>>>
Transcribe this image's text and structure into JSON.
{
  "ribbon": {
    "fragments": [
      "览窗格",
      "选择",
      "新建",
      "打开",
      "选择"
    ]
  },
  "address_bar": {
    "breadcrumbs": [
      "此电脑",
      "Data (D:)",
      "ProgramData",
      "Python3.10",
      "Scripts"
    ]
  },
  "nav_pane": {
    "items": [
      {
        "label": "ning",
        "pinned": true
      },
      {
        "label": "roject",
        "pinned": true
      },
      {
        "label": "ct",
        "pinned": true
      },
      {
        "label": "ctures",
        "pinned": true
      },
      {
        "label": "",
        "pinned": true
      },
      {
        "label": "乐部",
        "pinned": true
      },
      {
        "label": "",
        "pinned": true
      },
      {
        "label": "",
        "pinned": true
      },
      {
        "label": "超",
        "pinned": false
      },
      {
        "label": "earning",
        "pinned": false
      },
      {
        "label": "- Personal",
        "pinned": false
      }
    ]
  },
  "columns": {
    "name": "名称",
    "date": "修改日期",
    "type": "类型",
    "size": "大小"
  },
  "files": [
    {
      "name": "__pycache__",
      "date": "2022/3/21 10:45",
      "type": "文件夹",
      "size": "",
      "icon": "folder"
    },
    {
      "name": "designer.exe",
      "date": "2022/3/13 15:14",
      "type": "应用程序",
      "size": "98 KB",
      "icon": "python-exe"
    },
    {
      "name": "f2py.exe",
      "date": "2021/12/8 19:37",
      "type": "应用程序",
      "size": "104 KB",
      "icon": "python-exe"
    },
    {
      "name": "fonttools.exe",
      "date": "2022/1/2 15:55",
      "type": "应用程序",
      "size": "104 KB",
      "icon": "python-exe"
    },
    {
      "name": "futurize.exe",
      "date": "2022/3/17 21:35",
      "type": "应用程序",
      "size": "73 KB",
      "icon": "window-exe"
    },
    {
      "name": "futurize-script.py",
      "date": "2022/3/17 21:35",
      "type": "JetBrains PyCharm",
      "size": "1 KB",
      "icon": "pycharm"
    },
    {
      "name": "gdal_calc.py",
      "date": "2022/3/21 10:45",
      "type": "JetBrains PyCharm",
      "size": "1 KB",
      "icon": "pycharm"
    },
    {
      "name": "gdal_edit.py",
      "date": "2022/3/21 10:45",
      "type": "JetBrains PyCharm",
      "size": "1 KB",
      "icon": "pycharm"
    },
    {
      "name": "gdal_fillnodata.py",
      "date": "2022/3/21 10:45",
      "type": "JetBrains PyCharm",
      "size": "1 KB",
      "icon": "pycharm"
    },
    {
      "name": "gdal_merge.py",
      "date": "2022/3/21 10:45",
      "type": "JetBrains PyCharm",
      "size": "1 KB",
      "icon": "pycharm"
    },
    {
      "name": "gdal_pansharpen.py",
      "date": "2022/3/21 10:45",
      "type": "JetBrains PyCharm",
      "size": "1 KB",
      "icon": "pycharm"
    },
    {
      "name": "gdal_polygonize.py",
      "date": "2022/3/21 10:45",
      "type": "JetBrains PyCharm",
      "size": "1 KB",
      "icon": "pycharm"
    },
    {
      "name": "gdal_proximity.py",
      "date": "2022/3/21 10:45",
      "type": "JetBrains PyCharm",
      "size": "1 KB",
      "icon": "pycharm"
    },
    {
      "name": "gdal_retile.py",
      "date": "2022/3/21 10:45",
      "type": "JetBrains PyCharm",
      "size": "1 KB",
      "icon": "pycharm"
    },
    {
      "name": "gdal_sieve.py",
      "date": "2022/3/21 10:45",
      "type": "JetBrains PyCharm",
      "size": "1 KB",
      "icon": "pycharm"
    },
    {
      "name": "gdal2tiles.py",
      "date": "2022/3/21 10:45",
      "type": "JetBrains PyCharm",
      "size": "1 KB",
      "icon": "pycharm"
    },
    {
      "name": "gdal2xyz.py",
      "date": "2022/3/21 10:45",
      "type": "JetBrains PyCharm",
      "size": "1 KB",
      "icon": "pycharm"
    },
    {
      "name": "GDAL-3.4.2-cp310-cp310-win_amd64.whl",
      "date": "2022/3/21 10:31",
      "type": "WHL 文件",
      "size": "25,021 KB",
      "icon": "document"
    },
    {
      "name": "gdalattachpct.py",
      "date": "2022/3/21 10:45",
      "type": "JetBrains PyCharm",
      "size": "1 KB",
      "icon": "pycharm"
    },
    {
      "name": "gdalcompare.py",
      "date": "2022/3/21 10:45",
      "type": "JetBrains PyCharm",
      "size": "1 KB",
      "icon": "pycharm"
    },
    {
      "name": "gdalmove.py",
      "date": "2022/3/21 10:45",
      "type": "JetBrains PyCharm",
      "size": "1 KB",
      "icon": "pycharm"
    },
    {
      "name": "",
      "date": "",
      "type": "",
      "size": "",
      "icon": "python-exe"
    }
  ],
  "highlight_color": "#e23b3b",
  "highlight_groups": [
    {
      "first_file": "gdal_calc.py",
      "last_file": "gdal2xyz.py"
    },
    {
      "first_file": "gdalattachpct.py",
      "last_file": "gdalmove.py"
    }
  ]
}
<<<
* [Work to do]: Which lines in the records above contain the string "label"? Copy each one.

* [Response]:
        "label": "ning",
        "label": "roject",
        "label": "ct",
        "label": "ctures",
        "label": "",
        "label": "乐部",
        "label": "",
        "label": "",
        "label": "超",
        "label": "earning",
        "label": "- Personal",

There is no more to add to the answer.